Dataset entries:
** START **

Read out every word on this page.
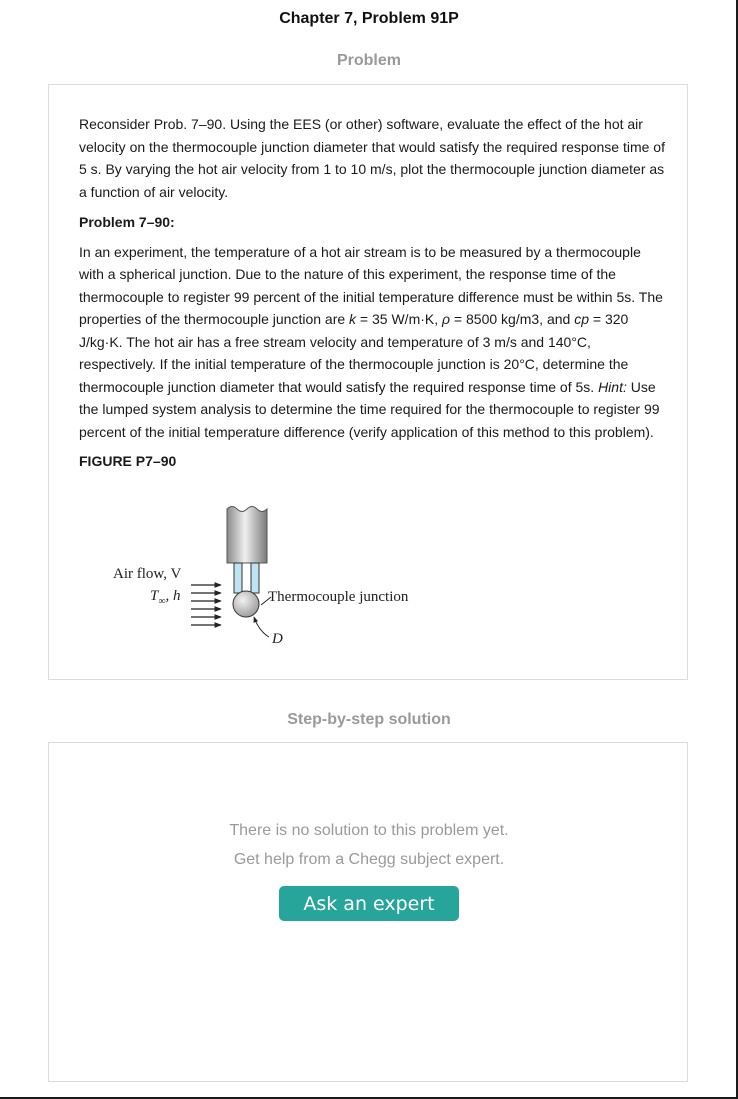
Chapter 7, Problem 91P
Problem

Reconsider Prob. 7–90. Using the EES (or other) software, evaluate the effect of the hot air velocity on the thermocouple junction diameter that would satisfy the required response time of 5 s. By varying the hot air velocity from 1 to 10 m/s, plot the thermocouple junction diameter as a function of air velocity.

Problem 7–90:

In an experiment, the temperature of a hot air stream is to be measured by a thermocouple with a spherical junction. Due to the nature of this experiment, the response time of the thermocouple to register 99 percent of the initial temperature difference must be within 5s. The properties of the thermocouple junction are k = 35 W/m·K, ρ = 8500 kg/m3, and cp = 320 J/kg·K. The hot air has a free stream velocity and temperature of 3 m/s and 140°C, respectively. If the initial temperature of the thermocouple junction is 20°C, determine the thermocouple junction diameter that would satisfy the required response time of 5s. Hint: Use the lumped system analysis to determine the time required for the thermocouple to register 99 percent of the initial temperature difference (verify application of this method to this problem).

FIGURE P7–90

Air flow, V
$T_\infty$, h	Thermocouple junction
D
Step-by-step solution
There is no solution to this problem yet.
Get help from a Chegg subject expert.
Ask an expert
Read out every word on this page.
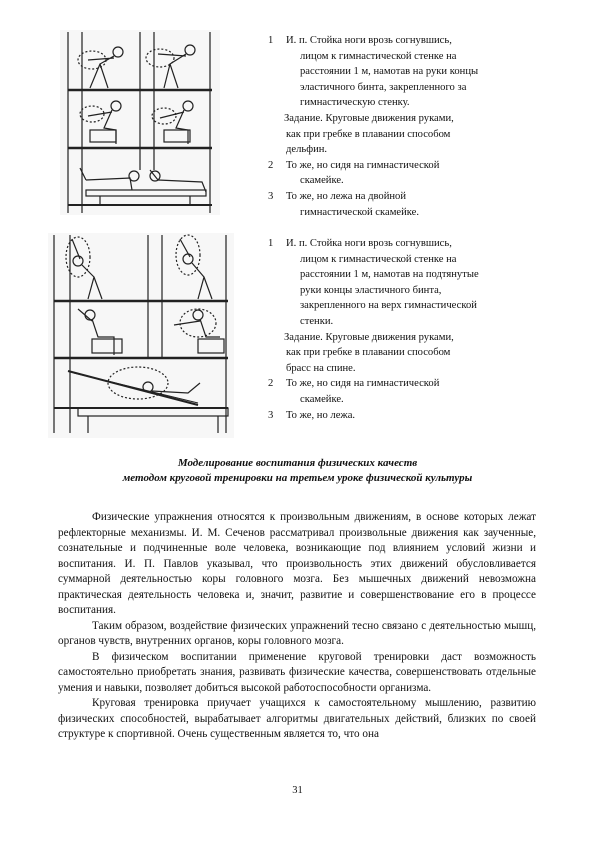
1 И. п. Стойка ноги врозь согнувшись,
лицом к гимнастической стенке на
расстоянии 1 м, намотав на руки концы
эластичного бинта, закрепленного за
гимнастическую стенку.
Задание. Круговые движения руками,
как при гребке в плавании способом
дельфин.
2 То же, но сидя на гимнастической
скамейке.
3 То же, но лежа на двойной
гимнастической скамейке.
1 И. п. Стойка ноги врозь согнувшись,
лицом к гимнастической стенке на
расстоянии 1 м, намотав на подтянутые
руки концы эластичного бинта,
закрепленного на верх гимнастической
стенки.
Задание. Круговые движения руками,
как при гребке в плавании способом
брасс на спине.
2 То же, но сидя на гимнастической
скамейке.
3 То же, но лежа.
Моделирование воспитания физических качеств
методом круговой тренировки на третьем уроке физической культуры

Физические упражнения относятся к произвольным движениям, в основе которых лежат рефлекторные механизмы. И. М. Сеченов рассматривал произвольные движения как заученные, сознательные и подчиненные воле человека, возникающие под влиянием условий жизни и воспитания. И. П. Павлов указывал, что произвольность этих движений обусловливается суммарной деятельностью коры головного мозга. Без мышечных движений невозможна практическая деятельность человека и, значит, развитие и совершенствование его в процессе воспитания.

Таким образом, воздействие физических упражнений тесно связано с деятельностью мышц, органов чувств, внутренних органов, коры головного мозга.

В физическом воспитании применение круговой тренировки даст возможность самостоятельно приобретать знания, развивать физические качества, совершенствовать отдельные умения и навыки, позволяет добиться высокой работоспособности организма.

Круговая тренировка приучает учащихся к самостоятельному мышлению, развитию физических способностей, вырабатывает алгоритмы двигательных действий, близких по своей структуре к спортивной. Очень существенным является то, что она

31
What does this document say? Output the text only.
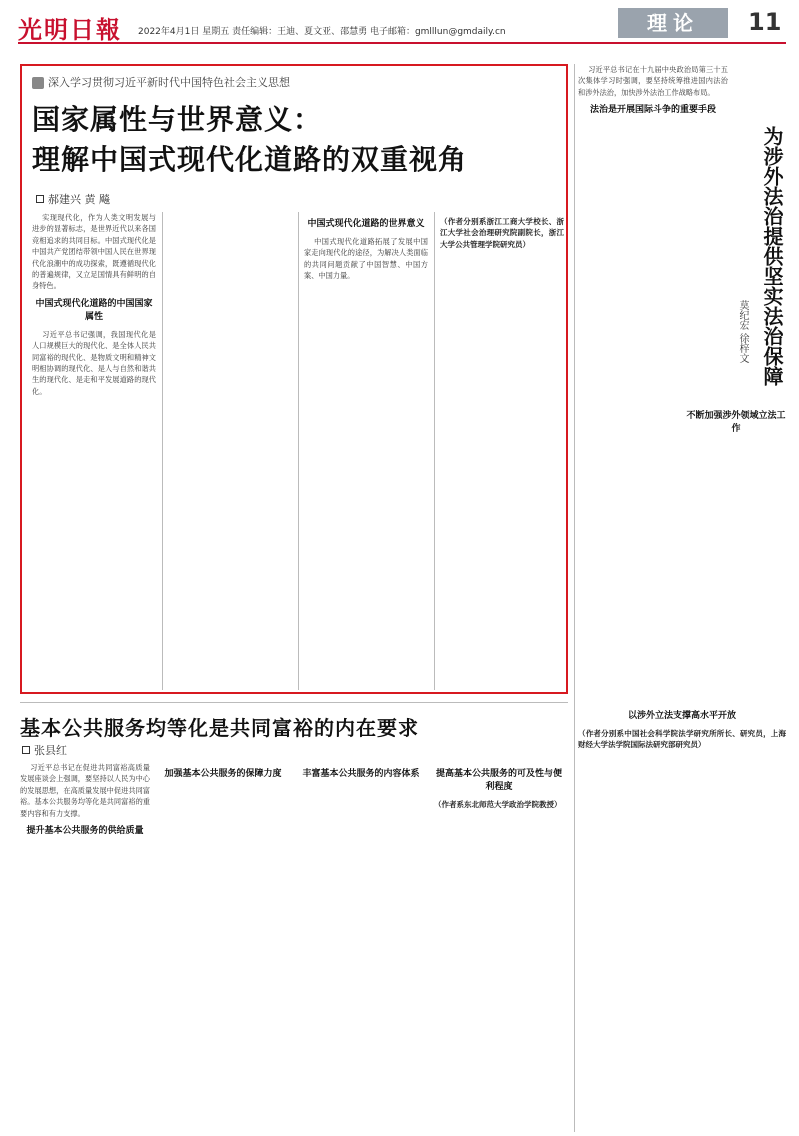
光明日報 2022年4月1日 星期五 责任编辑：王迪、夏文亚、邵慧勇 电子邮箱：gmlllun@gmdaily.cn	理论	11
深入学习贯彻习近平新时代中国特色社会主义思想
国家属性与世界意义：
理解中国式现代化道路的双重视角
郝建兴 黄 飚

实现现代化，作为人类文明发展与进步的显著标志，是世界近代以来各国竞相追求的共同目标。中国式现代化是中国共产党团结带领中国人民在世界现代化浪潮中的成功探索，既遵循现代化的普遍规律，又立足国情具有鲜明的自身特色。

中国式现代化道路的中国国家属性

习近平总书记强调，我国现代化是人口规模巨大的现代化、是全体人民共同富裕的现代化、是物质文明和精神文明相协调的现代化、是人与自然和谐共生的现代化、是走和平发展道路的现代化。

中国式现代化道路的世界意义

中国式现代化道路拓展了发展中国家走向现代化的途径，为解决人类面临的共同问题贡献了中国智慧、中国方案、中国力量。

（作者分别系浙江工商大学校长、浙江大学社会治理研究院副院长，浙江大学公共管理学院研究员）
基本公共服务均等化是共同富裕的内在要求
张县红

习近平总书记在促进共同富裕高质量发展座谈会上强调，要坚持以人民为中心的发展思想，在高质量发展中促进共同富裕。基本公共服务均等化是共同富裕的重要内容和有力支撑。

提升基本公共服务的供给质量
加强基本公共服务的保障力度	丰富基本公共服务的内容体系	提高基本公共服务的可及性与便利程度
（作者系东北师范大学政治学院教授）
为涉外法治提供坚实法治保障
莫纪宏 徐梓文

习近平总书记在十九届中央政治局第三十五次集体学习时强调，要坚持统筹推进国内法治和涉外法治，加快涉外法治工作战略布局。

法治是开展国际斗争的重要手段
不断加强涉外领域立法工作
以涉外立法支撑高水平开放
（作者分别系中国社会科学院法学研究所所长、研究员，上海财经大学法学院国际法研究部研究员）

** END **

» Task
Transcribe every line in the entries above, taking out only the images.

» Task response
Read out every word on this page.
Chapter 7, Problem 91P
Problem

Reconsider Prob. 7–90. Using the EES (or other) software, evaluate the effect of the hot air velocity on the thermocouple junction diameter that would satisfy the required response time of 5 s. By varying the hot air velocity from 1 to 10 m/s, plot the thermocouple junction diameter as a function of air velocity.

Problem 7–90:

In an experiment, the temperature of a hot air stream is to be measured by a thermocouple with a spherical junction. Due to the nature of this experiment, the response time of the thermocouple to register 99 percent of the initial temperature difference must be within 5s. The properties of the thermocouple junction are k = 35 W/m·K, ρ = 8500 kg/m3, and cp = 320 J/kg·K. The hot air has a free stream velocity and temperature of 3 m/s and 140°C, respectively. If the initial temperature of the thermocouple junction is 20°C, determine the thermocouple junction diameter that would satisfy the required response time of 5s. Hint: Use the lumped system analysis to determine the time required for the thermocouple to register 99 percent of the initial temperature difference (verify application of this method to this problem).

FIGURE P7–90

Air flow, V
$T_\infty$, h	Thermocouple junction
D
Step-by-step solution
There is no solution to this problem yet.
Get help from a Chegg subject expert.
Ask an expert
Read out every word on this page.
1 И. п. Стойка ноги врозь согнувшись,
лицом к гимнастической стенке на
расстоянии 1 м, намотав на руки концы
эластичного бинта, закрепленного за
гимнастическую стенку.
Задание. Круговые движения руками,
как при гребке в плавании способом
дельфин.
2 То же, но сидя на гимнастической
скамейке.
3 То же, но лежа на двойной
гимнастической скамейке.
1 И. п. Стойка ноги врозь согнувшись,
лицом к гимнастической стенке на
расстоянии 1 м, намотав на подтянутые
руки концы эластичного бинта,
закрепленного на верх гимнастической
стенки.
Задание. Круговые движения руками,
как при гребке в плавании способом
брасс на спине.
2 То же, но сидя на гимнастической
скамейке.
3 То же, но лежа.
Моделирование воспитания физических качеств
методом круговой тренировки на третьем уроке физической культуры

Физические упражнения относятся к произвольным движениям, в основе которых лежат рефлекторные механизмы. И. М. Сеченов рассматривал произвольные движения как заученные, сознательные и подчиненные воле человека, возникающие под влиянием условий жизни и воспитания. И. П. Павлов указывал, что произвольность этих движений обусловливается суммарной деятельностью коры головного мозга. Без мышечных движений невозможна практическая деятельность человека и, значит, развитие и совершенствование его в процессе воспитания.

Таким образом, воздействие физических упражнений тесно связано с деятельностью мышц, органов чувств, внутренних органов, коры головного мозга.

В физическом воспитании применение круговой тренировки даст возможность самостоятельно приобретать знания, развивать физические качества, совершенствовать отдельные умения и навыки, позволяет добиться высокой работоспособности организма.

Круговая тренировка приучает учащихся к самостоятельному мышлению, развитию физических способностей, вырабатывает алгоритмы двигательных действий, близких по своей структуре к спортивной. Очень существенным является то, что она

31
What does this document say? Output the text only.
光明日報 2022年4月1日 星期五 责任编辑：王迪、夏文亚、邵慧勇 电子邮箱：gmlllun@gmdaily.cn	理论	11
深入学习贯彻习近平新时代中国特色社会主义思想
国家属性与世界意义：
理解中国式现代化道路的双重视角
郝建兴 黄 飚

实现现代化，作为人类文明发展与进步的显著标志，是世界近代以来各国竞相追求的共同目标。中国式现代化是中国共产党团结带领中国人民在世界现代化浪潮中的成功探索，既遵循现代化的普遍规律，又立足国情具有鲜明的自身特色。

中国式现代化道路的中国国家属性

习近平总书记强调，我国现代化是人口规模巨大的现代化、是全体人民共同富裕的现代化、是物质文明和精神文明相协调的现代化、是人与自然和谐共生的现代化、是走和平发展道路的现代化。

中国式现代化道路的世界意义

中国式现代化道路拓展了发展中国家走向现代化的途径，为解决人类面临的共同问题贡献了中国智慧、中国方案、中国力量。

（作者分别系浙江工商大学校长、浙江大学社会治理研究院副院长，浙江大学公共管理学院研究员）
基本公共服务均等化是共同富裕的内在要求
张县红

习近平总书记在促进共同富裕高质量发展座谈会上强调，要坚持以人民为中心的发展思想，在高质量发展中促进共同富裕。基本公共服务均等化是共同富裕的重要内容和有力支撑。

提升基本公共服务的供给质量
加强基本公共服务的保障力度	丰富基本公共服务的内容体系	提高基本公共服务的可及性与便利程度
（作者系东北师范大学政治学院教授）
为涉外法治提供坚实法治保障
莫纪宏 徐梓文

习近平总书记在十九届中央政治局第三十五次集体学习时强调，要坚持统筹推进国内法治和涉外法治，加快涉外法治工作战略布局。

法治是开展国际斗争的重要手段
不断加强涉外领域立法工作
以涉外立法支撑高水平开放
（作者分别系中国社会科学院法学研究所所长、研究员，上海财经大学法学院国际法研究部研究员）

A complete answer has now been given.